What to produce: Write each record again exactly as it stands.

Data for the task:
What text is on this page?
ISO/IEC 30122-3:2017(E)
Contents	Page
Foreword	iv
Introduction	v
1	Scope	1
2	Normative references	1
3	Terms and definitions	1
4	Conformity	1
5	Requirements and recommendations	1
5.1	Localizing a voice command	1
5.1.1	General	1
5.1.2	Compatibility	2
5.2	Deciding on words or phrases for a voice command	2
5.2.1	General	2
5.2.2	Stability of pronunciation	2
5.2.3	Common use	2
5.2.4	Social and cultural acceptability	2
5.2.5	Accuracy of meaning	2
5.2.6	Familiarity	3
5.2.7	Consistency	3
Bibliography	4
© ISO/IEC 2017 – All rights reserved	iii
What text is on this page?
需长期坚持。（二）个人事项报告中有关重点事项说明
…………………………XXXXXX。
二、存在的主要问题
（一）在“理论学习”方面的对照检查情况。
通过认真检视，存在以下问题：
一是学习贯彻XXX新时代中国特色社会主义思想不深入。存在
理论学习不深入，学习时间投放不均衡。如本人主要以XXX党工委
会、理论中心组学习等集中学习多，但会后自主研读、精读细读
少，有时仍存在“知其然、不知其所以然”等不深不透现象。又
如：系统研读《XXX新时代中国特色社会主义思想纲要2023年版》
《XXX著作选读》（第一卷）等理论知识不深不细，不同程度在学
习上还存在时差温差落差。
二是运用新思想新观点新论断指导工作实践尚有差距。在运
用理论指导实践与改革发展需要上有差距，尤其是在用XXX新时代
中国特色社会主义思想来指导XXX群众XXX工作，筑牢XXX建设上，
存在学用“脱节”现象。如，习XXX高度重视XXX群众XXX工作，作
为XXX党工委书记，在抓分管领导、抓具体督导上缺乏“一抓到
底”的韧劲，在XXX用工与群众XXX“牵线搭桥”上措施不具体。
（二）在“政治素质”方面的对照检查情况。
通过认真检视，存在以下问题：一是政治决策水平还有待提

Completed exercise:
What text is on this page?
ISO/IEC 30122-3:2017(E)
Contents	Page
Foreword	iv
Introduction	v
1	Scope	1
2	Normative references	1
3	Terms and definitions	1
4	Conformity	1
5	Requirements and recommendations	1
5.1	Localizing a voice command	1
5.1.1	General	1
5.1.2	Compatibility	2
5.2	Deciding on words or phrases for a voice command	2
5.2.1	General	2
5.2.2	Stability of pronunciation	2
5.2.3	Common use	2
5.2.4	Social and cultural acceptability	2
5.2.5	Accuracy of meaning	2
5.2.6	Familiarity	3
5.2.7	Consistency	3
Bibliography	4
© ISO/IEC 2017 – All rights reserved	iii
What text is on this page?
需长期坚持。（二）个人事项报告中有关重点事项说明
…………………………XXXXXX。
二、存在的主要问题
（一）在“理论学习”方面的对照检查情况。
通过认真检视，存在以下问题：
一是学习贯彻XXX新时代中国特色社会主义思想不深入。存在
理论学习不深入，学习时间投放不均衡。如本人主要以XXX党工委
会、理论中心组学习等集中学习多，但会后自主研读、精读细读
少，有时仍存在“知其然、不知其所以然”等不深不透现象。又
如：系统研读《XXX新时代中国特色社会主义思想纲要2023年版》
《XXX著作选读》（第一卷）等理论知识不深不细，不同程度在学
习上还存在时差温差落差。
二是运用新思想新观点新论断指导工作实践尚有差距。在运
用理论指导实践与改革发展需要上有差距，尤其是在用XXX新时代
中国特色社会主义思想来指导XXX群众XXX工作，筑牢XXX建设上，
存在学用“脱节”现象。如，习XXX高度重视XXX群众XXX工作，作
为XXX党工委书记，在抓分管领导、抓具体督导上缺乏“一抓到
底”的韧劲，在XXX用工与群众XXX“牵线搭桥”上措施不具体。
（二）在“政治素质”方面的对照检查情况。
通过认真检视，存在以下问题：一是政治决策水平还有待提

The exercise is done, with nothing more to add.